> **Part of a data file**:
--------------------
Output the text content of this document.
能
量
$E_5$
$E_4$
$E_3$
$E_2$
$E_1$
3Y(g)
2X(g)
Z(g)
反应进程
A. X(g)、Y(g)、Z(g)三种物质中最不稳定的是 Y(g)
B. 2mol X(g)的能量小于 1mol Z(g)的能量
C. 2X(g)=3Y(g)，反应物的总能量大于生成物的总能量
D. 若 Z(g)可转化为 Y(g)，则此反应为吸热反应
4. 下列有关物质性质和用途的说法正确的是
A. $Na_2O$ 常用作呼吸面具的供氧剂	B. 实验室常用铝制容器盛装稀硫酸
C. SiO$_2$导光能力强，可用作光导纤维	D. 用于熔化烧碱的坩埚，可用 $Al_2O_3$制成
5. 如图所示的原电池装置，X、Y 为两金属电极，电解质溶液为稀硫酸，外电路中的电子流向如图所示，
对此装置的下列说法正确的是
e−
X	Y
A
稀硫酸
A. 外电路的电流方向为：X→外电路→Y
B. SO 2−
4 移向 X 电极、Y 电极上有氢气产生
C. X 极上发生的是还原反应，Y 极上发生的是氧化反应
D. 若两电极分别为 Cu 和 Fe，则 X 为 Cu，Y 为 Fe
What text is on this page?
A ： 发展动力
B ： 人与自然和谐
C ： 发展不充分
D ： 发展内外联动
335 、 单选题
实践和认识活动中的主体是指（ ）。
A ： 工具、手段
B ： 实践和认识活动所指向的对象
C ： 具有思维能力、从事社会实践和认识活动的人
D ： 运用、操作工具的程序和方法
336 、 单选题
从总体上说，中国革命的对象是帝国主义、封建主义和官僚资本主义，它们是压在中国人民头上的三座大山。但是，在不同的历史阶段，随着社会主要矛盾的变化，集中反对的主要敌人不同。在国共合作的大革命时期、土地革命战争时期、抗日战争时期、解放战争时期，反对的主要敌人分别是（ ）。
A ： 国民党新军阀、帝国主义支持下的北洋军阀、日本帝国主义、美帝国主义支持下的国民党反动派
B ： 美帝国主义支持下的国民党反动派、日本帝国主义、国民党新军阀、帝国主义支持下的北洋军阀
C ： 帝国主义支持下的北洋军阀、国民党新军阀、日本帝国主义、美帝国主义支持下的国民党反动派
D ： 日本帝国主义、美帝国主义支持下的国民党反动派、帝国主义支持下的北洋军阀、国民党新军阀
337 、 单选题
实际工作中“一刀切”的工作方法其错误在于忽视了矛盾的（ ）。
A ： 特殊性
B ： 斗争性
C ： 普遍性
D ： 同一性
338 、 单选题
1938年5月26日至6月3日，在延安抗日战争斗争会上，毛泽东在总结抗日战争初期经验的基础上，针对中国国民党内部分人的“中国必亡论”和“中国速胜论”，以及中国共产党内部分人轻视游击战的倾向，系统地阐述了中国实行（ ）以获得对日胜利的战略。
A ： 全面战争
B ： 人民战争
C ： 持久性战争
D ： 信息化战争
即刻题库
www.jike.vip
--------------------
> **REQUIRED WORK**:
Retype the data exactly as given.

> **SOLVED PROBLEM**:
Output the text content of this document.
能
量
$E_5$
$E_4$
$E_3$
$E_2$
$E_1$
3Y(g)
2X(g)
Z(g)
反应进程
A. X(g)、Y(g)、Z(g)三种物质中最不稳定的是 Y(g)
B. 2mol X(g)的能量小于 1mol Z(g)的能量
C. 2X(g)=3Y(g)，反应物的总能量大于生成物的总能量
D. 若 Z(g)可转化为 Y(g)，则此反应为吸热反应
4. 下列有关物质性质和用途的说法正确的是
A. $Na_2O$ 常用作呼吸面具的供氧剂	B. 实验室常用铝制容器盛装稀硫酸
C. SiO$_2$导光能力强，可用作光导纤维	D. 用于熔化烧碱的坩埚，可用 $Al_2O_3$制成
5. 如图所示的原电池装置，X、Y 为两金属电极，电解质溶液为稀硫酸，外电路中的电子流向如图所示，
对此装置的下列说法正确的是
e−
X	Y
A
稀硫酸
A. 外电路的电流方向为：X→外电路→Y
B. SO 2−
4 移向 X 电极、Y 电极上有氢气产生
C. X 极上发生的是还原反应，Y 极上发生的是氧化反应
D. 若两电极分别为 Cu 和 Fe，则 X 为 Cu，Y 为 Fe
What text is on this page?
A ： 发展动力
B ： 人与自然和谐
C ： 发展不充分
D ： 发展内外联动
335 、 单选题
实践和认识活动中的主体是指（ ）。
A ： 工具、手段
B ： 实践和认识活动所指向的对象
C ： 具有思维能力、从事社会实践和认识活动的人
D ： 运用、操作工具的程序和方法
336 、 单选题
从总体上说，中国革命的对象是帝国主义、封建主义和官僚资本主义，它们是压在中国人民头上的三座大山。但是，在不同的历史阶段，随着社会主要矛盾的变化，集中反对的主要敌人不同。在国共合作的大革命时期、土地革命战争时期、抗日战争时期、解放战争时期，反对的主要敌人分别是（ ）。
A ： 国民党新军阀、帝国主义支持下的北洋军阀、日本帝国主义、美帝国主义支持下的国民党反动派
B ： 美帝国主义支持下的国民党反动派、日本帝国主义、国民党新军阀、帝国主义支持下的北洋军阀
C ： 帝国主义支持下的北洋军阀、国民党新军阀、日本帝国主义、美帝国主义支持下的国民党反动派
D ： 日本帝国主义、美帝国主义支持下的国民党反动派、帝国主义支持下的北洋军阀、国民党新军阀
337 、 单选题
实际工作中“一刀切”的工作方法其错误在于忽视了矛盾的（ ）。
A ： 特殊性
B ： 斗争性
C ： 普遍性
D ： 同一性
338 、 单选题
1938年5月26日至6月3日，在延安抗日战争斗争会上，毛泽东在总结抗日战争初期经验的基础上，针对中国国民党内部分人的“中国必亡论”和“中国速胜论”，以及中国共产党内部分人轻视游击战的倾向，系统地阐述了中国实行（ ）以获得对日胜利的战略。
A ： 全面战争
B ： 人民战争
C ： 持久性战争
D ： 信息化战争
即刻题库
www.jike.vip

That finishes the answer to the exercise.